Provided records »
"""
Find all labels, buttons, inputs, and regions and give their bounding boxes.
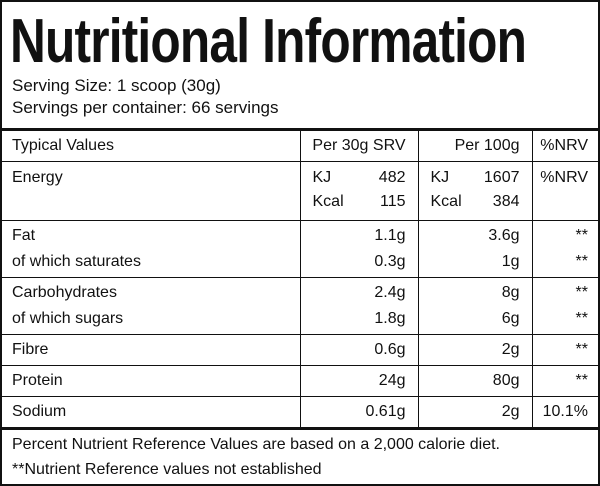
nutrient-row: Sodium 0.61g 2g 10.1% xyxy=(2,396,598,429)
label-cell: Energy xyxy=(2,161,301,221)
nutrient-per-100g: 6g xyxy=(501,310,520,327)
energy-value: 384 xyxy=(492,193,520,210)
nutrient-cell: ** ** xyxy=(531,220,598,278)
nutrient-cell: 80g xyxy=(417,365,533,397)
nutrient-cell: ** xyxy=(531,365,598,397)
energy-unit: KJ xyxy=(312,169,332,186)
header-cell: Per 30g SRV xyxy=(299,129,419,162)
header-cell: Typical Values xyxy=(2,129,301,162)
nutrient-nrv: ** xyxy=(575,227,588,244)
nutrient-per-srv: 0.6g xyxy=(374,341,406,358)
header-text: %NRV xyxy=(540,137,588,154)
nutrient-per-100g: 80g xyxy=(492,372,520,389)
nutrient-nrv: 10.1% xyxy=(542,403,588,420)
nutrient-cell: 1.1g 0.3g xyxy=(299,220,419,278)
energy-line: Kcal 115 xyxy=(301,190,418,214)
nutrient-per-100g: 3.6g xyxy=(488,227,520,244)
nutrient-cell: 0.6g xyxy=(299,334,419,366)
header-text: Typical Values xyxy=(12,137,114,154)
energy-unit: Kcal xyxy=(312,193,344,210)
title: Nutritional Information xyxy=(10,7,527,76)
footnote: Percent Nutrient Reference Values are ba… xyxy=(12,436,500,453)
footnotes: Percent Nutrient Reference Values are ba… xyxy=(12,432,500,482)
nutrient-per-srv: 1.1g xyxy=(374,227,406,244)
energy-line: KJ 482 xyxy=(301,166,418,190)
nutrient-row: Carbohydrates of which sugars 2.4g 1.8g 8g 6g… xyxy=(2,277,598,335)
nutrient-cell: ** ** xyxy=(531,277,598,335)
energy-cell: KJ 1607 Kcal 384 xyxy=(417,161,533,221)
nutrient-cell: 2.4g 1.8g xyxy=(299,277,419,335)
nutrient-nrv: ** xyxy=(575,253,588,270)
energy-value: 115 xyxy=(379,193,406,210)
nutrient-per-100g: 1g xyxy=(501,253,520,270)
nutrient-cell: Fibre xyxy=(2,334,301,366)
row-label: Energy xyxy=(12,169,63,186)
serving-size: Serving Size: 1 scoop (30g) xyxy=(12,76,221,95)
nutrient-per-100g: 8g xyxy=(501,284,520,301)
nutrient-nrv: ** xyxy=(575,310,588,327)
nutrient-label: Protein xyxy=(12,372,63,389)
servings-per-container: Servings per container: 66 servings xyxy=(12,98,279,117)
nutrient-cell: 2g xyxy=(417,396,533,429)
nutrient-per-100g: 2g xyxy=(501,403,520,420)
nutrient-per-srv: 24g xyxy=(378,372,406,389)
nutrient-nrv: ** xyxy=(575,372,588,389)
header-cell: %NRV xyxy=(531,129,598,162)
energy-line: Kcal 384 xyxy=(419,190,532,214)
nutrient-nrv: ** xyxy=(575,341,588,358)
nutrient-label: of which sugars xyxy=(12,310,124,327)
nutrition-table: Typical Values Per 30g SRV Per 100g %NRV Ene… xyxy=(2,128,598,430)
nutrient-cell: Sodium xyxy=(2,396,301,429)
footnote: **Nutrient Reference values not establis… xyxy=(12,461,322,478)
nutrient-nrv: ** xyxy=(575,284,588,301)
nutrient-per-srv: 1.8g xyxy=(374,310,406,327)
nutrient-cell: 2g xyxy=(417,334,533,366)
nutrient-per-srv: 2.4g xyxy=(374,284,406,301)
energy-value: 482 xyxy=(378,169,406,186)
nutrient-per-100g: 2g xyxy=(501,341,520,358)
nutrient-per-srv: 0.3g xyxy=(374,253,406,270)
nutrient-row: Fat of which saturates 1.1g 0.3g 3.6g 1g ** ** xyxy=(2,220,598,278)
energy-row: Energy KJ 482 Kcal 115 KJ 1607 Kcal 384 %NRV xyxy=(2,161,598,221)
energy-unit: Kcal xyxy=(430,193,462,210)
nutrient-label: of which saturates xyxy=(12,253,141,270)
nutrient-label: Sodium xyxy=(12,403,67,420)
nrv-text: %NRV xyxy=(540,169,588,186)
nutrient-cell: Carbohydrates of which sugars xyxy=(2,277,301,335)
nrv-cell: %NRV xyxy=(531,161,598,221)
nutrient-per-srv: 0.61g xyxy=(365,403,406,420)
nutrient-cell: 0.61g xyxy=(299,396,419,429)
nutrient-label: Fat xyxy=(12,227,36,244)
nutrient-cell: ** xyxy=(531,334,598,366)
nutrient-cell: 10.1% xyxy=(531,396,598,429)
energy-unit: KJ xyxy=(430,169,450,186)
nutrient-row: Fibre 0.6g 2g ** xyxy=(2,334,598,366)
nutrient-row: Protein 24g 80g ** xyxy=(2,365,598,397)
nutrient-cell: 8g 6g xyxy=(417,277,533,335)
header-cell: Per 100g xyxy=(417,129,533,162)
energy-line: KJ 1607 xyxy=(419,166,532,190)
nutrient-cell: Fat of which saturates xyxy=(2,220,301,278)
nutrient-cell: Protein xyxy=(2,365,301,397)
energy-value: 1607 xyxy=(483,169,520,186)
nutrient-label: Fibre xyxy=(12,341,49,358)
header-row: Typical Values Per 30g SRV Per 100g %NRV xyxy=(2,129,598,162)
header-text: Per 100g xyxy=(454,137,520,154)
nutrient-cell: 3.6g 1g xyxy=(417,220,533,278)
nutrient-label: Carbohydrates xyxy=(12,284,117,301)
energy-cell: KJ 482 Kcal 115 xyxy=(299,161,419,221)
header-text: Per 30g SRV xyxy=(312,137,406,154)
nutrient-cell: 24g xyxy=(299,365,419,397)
"""
Task item » Transcribe the records above exactly, leaving every picture out of the copy.

Solution for this task »
Find all labels, buttons, inputs, and regions and give their bounding boxes.
nutrient-row: Sodium 0.61g 2g 10.1% xyxy=(2,396,598,429)
label-cell: Energy xyxy=(2,161,301,221)
nutrient-per-100g: 6g xyxy=(501,310,520,327)
energy-value: 384 xyxy=(492,193,520,210)
nutrient-cell: ** ** xyxy=(531,220,598,278)
nutrient-cell: 80g xyxy=(417,365,533,397)
nutrient-cell: ** xyxy=(531,365,598,397)
energy-unit: KJ xyxy=(312,169,332,186)
header-cell: Per 30g SRV xyxy=(299,129,419,162)
header-cell: Typical Values xyxy=(2,129,301,162)
nutrient-nrv: ** xyxy=(575,227,588,244)
nutrient-per-srv: 0.6g xyxy=(374,341,406,358)
header-text: %NRV xyxy=(540,137,588,154)
nutrient-per-100g: 80g xyxy=(492,372,520,389)
nutrient-nrv: 10.1% xyxy=(542,403,588,420)
nutrient-cell: 1.1g 0.3g xyxy=(299,220,419,278)
energy-line: Kcal 115 xyxy=(301,190,418,214)
nutrient-per-100g: 3.6g xyxy=(488,227,520,244)
nutrient-cell: 0.6g xyxy=(299,334,419,366)
header-text: Typical Values xyxy=(12,137,114,154)
energy-unit: Kcal xyxy=(312,193,344,210)
title: Nutritional Information xyxy=(10,7,527,76)
footnote: Percent Nutrient Reference Values are ba… xyxy=(12,436,500,453)
footnotes: Percent Nutrient Reference Values are ba… xyxy=(12,432,500,482)
nutrient-per-srv: 1.1g xyxy=(374,227,406,244)
energy-line: KJ 482 xyxy=(301,166,418,190)
nutrient-row: Carbohydrates of which sugars 2.4g 1.8g 8g 6g… xyxy=(2,277,598,335)
nutrient-cell: ** ** xyxy=(531,277,598,335)
energy-cell: KJ 1607 Kcal 384 xyxy=(417,161,533,221)
nutrient-cell: 2.4g 1.8g xyxy=(299,277,419,335)
nutrient-nrv: ** xyxy=(575,253,588,270)
energy-value: 115 xyxy=(379,193,406,210)
nutrient-per-100g: 1g xyxy=(501,253,520,270)
nutrient-cell: Fibre xyxy=(2,334,301,366)
row-label: Energy xyxy=(12,169,63,186)
serving-size: Serving Size: 1 scoop (30g) xyxy=(12,76,221,95)
nutrient-per-100g: 8g xyxy=(501,284,520,301)
nutrient-nrv: ** xyxy=(575,310,588,327)
nutrient-label: Protein xyxy=(12,372,63,389)
servings-per-container: Servings per container: 66 servings xyxy=(12,98,279,117)
nutrient-cell: 2g xyxy=(417,396,533,429)
nutrient-per-100g: 2g xyxy=(501,403,520,420)
nutrient-per-srv: 24g xyxy=(378,372,406,389)
nutrient-nrv: ** xyxy=(575,372,588,389)
header-cell: %NRV xyxy=(531,129,598,162)
energy-line: Kcal 384 xyxy=(419,190,532,214)
nutrient-nrv: ** xyxy=(575,341,588,358)
nutrient-label: of which sugars xyxy=(12,310,124,327)
nutrition-table: Typical Values Per 30g SRV Per 100g %NRV Ene… xyxy=(2,128,598,430)
nutrient-cell: Sodium xyxy=(2,396,301,429)
footnote: **Nutrient Reference values not establis… xyxy=(12,461,322,478)
nutrient-nrv: ** xyxy=(575,284,588,301)
nutrient-per-srv: 1.8g xyxy=(374,310,406,327)
nutrient-cell: 2g xyxy=(417,334,533,366)
nutrient-per-srv: 2.4g xyxy=(374,284,406,301)
energy-value: 482 xyxy=(378,169,406,186)
nutrient-per-100g: 2g xyxy=(501,341,520,358)
nutrient-per-srv: 0.3g xyxy=(374,253,406,270)
nutrient-row: Fat of which saturates 1.1g 0.3g 3.6g 1g ** ** xyxy=(2,220,598,278)
energy-row: Energy KJ 482 Kcal 115 KJ 1607 Kcal 384 %NRV xyxy=(2,161,598,221)
energy-unit: Kcal xyxy=(430,193,462,210)
nutrient-label: of which saturates xyxy=(12,253,141,270)
nutrient-label: Sodium xyxy=(12,403,67,420)
nrv-text: %NRV xyxy=(540,169,588,186)
nutrient-cell: Carbohydrates of which sugars xyxy=(2,277,301,335)
nrv-cell: %NRV xyxy=(531,161,598,221)
nutrient-per-srv: 0.61g xyxy=(365,403,406,420)
nutrient-cell: 0.61g xyxy=(299,396,419,429)
nutrient-label: Fat xyxy=(12,227,36,244)
nutrient-cell: ** xyxy=(531,334,598,366)
nutrient-cell: 10.1% xyxy=(531,396,598,429)
energy-unit: KJ xyxy=(430,169,450,186)
nutrient-row: Fibre 0.6g 2g ** xyxy=(2,334,598,366)
nutrient-row: Protein 24g 80g ** xyxy=(2,365,598,397)
nutrient-cell: 8g 6g xyxy=(417,277,533,335)
header-cell: Per 100g xyxy=(417,129,533,162)
energy-line: KJ 1607 xyxy=(419,166,532,190)
nutrient-cell: Fat of which saturates xyxy=(2,220,301,278)
nutrient-cell: Protein xyxy=(2,365,301,397)
energy-value: 1607 xyxy=(483,169,520,186)
nutrient-label: Fibre xyxy=(12,341,49,358)
header-row: Typical Values Per 30g SRV Per 100g %NRV xyxy=(2,129,598,162)
header-text: Per 100g xyxy=(454,137,520,154)
nutrient-cell: 3.6g 1g xyxy=(417,220,533,278)
nutrient-label: Carbohydrates xyxy=(12,284,117,301)
energy-cell: KJ 482 Kcal 115 xyxy=(299,161,419,221)
header-text: Per 30g SRV xyxy=(312,137,406,154)
nutrient-cell: 24g xyxy=(299,365,419,397)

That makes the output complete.